> Work instructions
Copy out all the lines where "臣以险衅" shows up.

+++ Items +++

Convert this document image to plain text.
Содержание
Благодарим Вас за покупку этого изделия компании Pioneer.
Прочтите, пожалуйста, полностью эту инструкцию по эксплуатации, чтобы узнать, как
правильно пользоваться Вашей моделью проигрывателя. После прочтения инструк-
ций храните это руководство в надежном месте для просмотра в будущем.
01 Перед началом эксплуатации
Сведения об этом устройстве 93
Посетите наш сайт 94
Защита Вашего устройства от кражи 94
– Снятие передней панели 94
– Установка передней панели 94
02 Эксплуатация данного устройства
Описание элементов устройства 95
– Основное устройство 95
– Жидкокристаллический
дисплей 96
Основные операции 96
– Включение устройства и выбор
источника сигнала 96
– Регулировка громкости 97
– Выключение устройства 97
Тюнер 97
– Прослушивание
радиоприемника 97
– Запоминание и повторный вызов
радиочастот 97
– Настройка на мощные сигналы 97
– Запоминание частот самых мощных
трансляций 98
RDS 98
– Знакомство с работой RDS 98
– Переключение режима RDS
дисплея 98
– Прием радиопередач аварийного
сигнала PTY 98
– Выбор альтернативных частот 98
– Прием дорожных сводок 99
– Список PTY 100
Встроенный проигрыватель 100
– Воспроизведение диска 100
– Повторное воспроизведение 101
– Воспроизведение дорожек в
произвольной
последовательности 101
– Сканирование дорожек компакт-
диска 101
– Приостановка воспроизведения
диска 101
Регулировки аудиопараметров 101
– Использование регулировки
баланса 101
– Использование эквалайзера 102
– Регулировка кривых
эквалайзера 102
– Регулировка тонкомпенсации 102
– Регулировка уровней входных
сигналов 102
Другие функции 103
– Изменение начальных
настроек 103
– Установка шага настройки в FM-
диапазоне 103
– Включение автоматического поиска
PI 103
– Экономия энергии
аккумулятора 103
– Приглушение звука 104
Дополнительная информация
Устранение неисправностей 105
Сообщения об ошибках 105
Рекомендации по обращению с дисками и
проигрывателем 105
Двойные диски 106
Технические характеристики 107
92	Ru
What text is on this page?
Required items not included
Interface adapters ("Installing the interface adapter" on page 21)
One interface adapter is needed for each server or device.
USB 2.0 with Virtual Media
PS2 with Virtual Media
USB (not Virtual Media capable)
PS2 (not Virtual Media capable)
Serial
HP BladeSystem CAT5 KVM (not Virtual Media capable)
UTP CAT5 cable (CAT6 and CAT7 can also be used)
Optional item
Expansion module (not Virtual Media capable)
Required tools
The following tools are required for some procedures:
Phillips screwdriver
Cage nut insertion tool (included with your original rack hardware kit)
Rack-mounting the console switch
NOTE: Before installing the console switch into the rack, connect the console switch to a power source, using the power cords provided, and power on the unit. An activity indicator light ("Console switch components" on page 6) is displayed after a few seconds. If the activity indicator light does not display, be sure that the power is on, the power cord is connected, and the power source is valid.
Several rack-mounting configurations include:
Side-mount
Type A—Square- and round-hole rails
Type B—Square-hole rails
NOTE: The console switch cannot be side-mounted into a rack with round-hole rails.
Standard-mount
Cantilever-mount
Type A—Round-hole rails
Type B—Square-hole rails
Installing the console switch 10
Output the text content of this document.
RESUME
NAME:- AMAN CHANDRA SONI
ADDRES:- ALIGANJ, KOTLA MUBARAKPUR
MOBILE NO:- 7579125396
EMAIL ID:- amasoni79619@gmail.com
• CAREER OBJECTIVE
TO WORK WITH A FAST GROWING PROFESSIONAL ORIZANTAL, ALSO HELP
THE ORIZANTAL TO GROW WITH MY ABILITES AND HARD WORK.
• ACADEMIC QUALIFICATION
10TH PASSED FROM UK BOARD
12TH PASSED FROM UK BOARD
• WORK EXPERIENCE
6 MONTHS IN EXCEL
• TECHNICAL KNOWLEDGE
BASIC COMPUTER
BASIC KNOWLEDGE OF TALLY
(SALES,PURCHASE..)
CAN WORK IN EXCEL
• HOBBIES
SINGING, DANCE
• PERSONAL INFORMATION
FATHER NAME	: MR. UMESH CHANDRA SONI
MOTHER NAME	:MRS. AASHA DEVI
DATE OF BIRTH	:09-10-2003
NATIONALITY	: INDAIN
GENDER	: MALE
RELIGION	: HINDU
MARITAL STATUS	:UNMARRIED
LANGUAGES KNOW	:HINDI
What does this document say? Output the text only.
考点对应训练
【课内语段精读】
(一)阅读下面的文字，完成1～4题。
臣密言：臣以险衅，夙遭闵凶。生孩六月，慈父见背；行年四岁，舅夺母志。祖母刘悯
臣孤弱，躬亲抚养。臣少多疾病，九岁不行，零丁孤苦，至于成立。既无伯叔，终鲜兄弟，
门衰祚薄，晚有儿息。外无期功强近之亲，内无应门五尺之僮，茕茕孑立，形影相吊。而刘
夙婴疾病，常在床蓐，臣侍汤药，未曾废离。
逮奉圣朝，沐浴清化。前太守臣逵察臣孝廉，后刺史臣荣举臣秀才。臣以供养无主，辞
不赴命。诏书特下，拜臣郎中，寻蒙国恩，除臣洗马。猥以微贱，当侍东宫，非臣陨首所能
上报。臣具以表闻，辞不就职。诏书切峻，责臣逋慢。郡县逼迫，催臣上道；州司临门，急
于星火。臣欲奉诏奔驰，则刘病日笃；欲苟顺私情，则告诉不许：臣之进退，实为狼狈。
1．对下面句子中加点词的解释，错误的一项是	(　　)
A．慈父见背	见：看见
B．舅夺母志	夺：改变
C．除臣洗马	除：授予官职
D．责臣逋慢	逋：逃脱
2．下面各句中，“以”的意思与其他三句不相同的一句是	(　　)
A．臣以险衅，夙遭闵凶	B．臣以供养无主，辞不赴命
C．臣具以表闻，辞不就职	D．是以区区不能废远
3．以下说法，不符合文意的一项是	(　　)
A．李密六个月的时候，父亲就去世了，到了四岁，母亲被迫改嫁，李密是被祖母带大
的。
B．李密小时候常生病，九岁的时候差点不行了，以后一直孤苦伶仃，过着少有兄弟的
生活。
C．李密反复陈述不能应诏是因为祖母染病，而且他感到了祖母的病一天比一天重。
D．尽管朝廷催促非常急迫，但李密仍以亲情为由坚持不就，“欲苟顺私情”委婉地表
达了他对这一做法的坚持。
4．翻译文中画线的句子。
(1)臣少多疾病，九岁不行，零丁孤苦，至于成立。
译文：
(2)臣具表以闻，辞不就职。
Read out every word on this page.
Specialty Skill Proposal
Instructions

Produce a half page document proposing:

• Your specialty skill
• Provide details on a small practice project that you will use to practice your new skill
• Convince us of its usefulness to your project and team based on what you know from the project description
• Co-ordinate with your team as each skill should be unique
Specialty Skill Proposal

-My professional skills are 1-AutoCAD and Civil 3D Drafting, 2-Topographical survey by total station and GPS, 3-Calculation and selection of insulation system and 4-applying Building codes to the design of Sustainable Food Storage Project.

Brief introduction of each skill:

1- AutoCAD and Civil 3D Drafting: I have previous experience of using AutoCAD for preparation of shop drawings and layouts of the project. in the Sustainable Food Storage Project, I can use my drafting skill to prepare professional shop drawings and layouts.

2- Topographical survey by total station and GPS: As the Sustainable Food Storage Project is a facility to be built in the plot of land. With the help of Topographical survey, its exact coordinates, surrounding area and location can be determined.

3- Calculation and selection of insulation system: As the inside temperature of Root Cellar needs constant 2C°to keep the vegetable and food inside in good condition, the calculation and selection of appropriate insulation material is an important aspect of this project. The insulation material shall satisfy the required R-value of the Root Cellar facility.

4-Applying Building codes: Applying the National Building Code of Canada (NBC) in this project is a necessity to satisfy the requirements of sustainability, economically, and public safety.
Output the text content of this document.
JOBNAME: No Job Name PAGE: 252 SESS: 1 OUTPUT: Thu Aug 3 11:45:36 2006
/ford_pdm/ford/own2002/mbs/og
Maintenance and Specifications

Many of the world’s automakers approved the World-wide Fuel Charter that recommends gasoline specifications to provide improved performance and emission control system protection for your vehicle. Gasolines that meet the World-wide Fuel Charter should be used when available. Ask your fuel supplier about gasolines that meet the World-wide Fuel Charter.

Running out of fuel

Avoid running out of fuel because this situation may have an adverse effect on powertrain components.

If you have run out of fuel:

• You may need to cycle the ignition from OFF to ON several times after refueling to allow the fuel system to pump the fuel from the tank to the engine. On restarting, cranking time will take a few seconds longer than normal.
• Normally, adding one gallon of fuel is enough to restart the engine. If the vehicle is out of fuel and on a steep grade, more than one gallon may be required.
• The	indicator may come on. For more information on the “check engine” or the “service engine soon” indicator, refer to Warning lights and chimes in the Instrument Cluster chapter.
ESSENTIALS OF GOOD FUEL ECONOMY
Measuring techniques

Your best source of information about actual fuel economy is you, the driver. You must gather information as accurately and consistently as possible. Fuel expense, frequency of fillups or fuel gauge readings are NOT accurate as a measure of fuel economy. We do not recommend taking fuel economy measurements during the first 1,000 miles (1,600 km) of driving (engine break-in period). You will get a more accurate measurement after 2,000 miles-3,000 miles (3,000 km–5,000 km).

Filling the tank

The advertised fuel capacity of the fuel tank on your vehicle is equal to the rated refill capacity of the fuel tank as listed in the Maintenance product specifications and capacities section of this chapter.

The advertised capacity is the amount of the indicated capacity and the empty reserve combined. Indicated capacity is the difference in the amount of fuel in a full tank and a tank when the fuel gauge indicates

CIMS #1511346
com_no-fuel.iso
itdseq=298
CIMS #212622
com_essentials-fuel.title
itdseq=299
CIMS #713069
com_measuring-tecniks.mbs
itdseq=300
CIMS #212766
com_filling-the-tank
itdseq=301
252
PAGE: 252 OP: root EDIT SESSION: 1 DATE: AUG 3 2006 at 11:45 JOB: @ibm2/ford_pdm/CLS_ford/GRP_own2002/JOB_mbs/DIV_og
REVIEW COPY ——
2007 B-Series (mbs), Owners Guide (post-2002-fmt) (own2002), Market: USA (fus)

+++

> Result
臣密言：臣以险衅，夙遭闵凶。生孩六月，慈父见背；行年四岁，舅夺母志。祖母刘悯
A．臣以险衅，夙遭闵凶	B．臣以供养无主，辞不赴命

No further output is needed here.